◆ EXCERPTED DATA
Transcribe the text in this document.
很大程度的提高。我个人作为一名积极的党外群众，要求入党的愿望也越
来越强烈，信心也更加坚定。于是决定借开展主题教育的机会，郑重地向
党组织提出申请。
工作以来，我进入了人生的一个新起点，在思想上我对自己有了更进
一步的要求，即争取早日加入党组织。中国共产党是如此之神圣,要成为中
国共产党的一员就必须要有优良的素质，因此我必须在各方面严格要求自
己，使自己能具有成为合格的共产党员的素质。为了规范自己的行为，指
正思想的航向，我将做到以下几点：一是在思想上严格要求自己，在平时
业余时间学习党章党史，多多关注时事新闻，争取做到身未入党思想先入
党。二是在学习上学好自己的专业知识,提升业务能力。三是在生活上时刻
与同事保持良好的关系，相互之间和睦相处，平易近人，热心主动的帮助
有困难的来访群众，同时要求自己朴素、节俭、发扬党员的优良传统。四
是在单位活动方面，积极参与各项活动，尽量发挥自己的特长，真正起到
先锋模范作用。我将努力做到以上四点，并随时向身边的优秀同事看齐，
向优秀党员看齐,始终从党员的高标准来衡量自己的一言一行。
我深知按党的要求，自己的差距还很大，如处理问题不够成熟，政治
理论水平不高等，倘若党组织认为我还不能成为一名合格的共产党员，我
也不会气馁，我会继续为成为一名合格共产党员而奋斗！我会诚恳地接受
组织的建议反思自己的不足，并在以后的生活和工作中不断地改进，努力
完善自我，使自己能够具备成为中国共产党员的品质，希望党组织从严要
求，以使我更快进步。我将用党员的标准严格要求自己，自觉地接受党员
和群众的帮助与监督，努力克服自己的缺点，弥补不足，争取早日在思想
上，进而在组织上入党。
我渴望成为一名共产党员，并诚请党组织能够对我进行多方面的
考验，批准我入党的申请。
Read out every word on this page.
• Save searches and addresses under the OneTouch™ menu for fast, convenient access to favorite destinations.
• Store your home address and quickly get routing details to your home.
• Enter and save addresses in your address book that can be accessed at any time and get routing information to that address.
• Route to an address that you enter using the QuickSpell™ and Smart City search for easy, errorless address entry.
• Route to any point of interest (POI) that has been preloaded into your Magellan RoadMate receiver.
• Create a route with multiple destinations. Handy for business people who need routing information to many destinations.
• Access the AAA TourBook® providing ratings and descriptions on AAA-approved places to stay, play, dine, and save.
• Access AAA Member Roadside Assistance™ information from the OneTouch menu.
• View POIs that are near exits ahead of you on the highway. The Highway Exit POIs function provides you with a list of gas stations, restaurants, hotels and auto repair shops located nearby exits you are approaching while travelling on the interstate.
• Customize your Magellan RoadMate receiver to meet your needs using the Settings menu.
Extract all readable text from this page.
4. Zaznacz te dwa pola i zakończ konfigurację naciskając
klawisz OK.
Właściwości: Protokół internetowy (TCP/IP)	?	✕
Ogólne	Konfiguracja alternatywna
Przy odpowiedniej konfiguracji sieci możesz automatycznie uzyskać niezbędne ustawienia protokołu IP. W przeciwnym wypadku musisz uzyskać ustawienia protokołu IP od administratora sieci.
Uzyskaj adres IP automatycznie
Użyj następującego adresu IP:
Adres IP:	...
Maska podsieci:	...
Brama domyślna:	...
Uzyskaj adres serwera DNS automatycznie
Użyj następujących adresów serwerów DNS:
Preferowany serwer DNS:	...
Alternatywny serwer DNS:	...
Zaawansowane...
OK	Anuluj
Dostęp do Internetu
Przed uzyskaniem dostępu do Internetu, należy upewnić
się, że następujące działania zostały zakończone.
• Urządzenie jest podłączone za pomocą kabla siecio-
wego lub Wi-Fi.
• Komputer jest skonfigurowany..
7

◆ PROBLEM DETAILS
Which lines in the listing above hold the word "destinations"? Show each of them.

◆ CORRECT ANSWER
• Save searches and addresses under the OneTouch™ menu for fast, convenient access to favorite destinations.
• Create a route with multiple destinations. Handy for business people who need routing information to many destinations.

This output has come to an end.